- [Given exercise] Return all lines below containing the word "Zadanie".

- [Recorded data]
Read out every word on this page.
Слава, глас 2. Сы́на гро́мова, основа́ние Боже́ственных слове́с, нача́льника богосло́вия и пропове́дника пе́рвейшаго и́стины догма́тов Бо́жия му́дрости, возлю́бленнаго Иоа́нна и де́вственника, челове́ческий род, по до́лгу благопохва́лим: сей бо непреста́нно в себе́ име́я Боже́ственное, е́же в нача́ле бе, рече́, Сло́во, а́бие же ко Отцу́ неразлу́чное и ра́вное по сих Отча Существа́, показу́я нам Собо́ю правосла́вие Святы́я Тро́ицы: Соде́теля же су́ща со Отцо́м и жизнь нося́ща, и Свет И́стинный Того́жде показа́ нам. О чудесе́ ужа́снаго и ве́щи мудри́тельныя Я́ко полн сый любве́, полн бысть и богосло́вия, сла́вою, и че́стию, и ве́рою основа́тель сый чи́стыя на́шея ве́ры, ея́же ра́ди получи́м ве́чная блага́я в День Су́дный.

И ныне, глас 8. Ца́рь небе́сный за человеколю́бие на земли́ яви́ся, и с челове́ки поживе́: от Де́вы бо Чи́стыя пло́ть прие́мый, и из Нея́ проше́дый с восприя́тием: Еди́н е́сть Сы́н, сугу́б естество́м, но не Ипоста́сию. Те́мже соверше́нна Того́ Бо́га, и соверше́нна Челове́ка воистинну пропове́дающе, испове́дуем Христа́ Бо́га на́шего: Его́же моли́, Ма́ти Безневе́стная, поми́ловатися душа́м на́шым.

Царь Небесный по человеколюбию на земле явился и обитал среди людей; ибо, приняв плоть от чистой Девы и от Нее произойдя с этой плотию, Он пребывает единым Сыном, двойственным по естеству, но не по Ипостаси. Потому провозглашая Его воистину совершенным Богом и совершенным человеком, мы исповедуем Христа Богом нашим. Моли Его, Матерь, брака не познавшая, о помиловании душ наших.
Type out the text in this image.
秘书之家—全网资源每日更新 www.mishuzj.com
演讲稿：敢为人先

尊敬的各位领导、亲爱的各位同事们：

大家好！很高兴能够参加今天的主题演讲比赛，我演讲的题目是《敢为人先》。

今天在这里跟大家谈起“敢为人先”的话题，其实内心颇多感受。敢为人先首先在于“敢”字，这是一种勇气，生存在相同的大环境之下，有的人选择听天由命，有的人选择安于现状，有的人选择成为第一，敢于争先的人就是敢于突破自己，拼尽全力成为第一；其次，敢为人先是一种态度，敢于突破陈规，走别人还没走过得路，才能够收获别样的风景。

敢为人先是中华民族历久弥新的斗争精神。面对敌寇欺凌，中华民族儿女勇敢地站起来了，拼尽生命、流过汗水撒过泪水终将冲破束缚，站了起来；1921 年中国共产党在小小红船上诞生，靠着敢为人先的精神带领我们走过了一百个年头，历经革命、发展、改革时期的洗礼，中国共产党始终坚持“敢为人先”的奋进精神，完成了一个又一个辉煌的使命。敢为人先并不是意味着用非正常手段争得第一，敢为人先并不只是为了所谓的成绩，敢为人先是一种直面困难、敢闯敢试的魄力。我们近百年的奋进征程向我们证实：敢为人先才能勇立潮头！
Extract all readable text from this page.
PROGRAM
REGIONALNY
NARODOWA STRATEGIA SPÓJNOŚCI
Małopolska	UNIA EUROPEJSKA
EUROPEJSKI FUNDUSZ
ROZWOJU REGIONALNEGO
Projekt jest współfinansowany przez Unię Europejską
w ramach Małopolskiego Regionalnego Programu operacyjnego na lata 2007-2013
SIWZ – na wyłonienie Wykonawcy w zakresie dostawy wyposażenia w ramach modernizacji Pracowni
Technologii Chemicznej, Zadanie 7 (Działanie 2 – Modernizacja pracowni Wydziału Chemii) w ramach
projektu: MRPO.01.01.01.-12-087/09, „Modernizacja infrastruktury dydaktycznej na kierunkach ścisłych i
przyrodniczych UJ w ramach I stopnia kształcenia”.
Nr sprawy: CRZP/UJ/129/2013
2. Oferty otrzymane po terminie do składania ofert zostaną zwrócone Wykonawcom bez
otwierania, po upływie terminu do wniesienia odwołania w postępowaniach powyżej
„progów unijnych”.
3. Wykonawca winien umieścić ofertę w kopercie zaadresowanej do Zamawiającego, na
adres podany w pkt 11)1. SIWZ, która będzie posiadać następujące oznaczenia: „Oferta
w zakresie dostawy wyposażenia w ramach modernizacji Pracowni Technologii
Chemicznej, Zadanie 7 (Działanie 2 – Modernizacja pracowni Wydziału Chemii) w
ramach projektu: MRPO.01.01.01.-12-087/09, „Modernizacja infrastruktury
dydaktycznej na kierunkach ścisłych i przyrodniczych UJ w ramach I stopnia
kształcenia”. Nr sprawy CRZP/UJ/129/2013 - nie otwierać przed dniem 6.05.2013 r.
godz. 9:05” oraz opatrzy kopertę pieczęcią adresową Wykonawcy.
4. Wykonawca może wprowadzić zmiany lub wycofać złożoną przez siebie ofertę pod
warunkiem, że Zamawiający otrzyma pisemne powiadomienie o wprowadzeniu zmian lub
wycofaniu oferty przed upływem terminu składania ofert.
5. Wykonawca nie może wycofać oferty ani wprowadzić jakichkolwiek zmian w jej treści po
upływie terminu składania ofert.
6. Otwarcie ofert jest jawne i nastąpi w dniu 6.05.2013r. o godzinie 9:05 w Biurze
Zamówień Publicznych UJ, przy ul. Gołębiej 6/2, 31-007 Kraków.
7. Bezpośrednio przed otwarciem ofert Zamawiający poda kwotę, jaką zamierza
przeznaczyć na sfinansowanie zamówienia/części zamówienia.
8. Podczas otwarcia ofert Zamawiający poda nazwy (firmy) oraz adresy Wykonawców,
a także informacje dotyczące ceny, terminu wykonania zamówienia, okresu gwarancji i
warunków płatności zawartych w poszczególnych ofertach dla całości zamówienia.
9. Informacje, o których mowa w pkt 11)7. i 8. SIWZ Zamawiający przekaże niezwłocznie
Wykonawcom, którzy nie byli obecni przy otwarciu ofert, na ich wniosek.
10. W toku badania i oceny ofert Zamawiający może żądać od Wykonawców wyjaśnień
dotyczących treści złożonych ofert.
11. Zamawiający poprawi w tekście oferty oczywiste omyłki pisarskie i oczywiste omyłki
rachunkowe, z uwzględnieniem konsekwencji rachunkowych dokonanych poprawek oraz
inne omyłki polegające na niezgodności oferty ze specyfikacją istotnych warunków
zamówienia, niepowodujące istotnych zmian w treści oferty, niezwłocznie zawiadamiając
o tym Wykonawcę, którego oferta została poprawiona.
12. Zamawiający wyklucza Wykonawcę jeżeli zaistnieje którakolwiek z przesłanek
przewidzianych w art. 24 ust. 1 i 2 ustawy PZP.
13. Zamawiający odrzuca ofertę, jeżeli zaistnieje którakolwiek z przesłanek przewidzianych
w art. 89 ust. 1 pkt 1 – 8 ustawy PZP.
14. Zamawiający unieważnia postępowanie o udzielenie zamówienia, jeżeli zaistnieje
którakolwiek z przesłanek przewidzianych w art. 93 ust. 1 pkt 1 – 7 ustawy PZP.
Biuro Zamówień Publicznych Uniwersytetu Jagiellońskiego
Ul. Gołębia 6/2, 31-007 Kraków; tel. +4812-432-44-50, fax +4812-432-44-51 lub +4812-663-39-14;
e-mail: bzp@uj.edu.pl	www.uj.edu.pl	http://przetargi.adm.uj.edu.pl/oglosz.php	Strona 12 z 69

- [The output]
Technologii Chemicznej, Zadanie 7 (Działanie 2 – Modernizacja pracowni Wydziału Chemii) w ramach
Chemicznej, Zadanie 7 (Działanie 2 – Modernizacja pracowni Wydziału Chemii) w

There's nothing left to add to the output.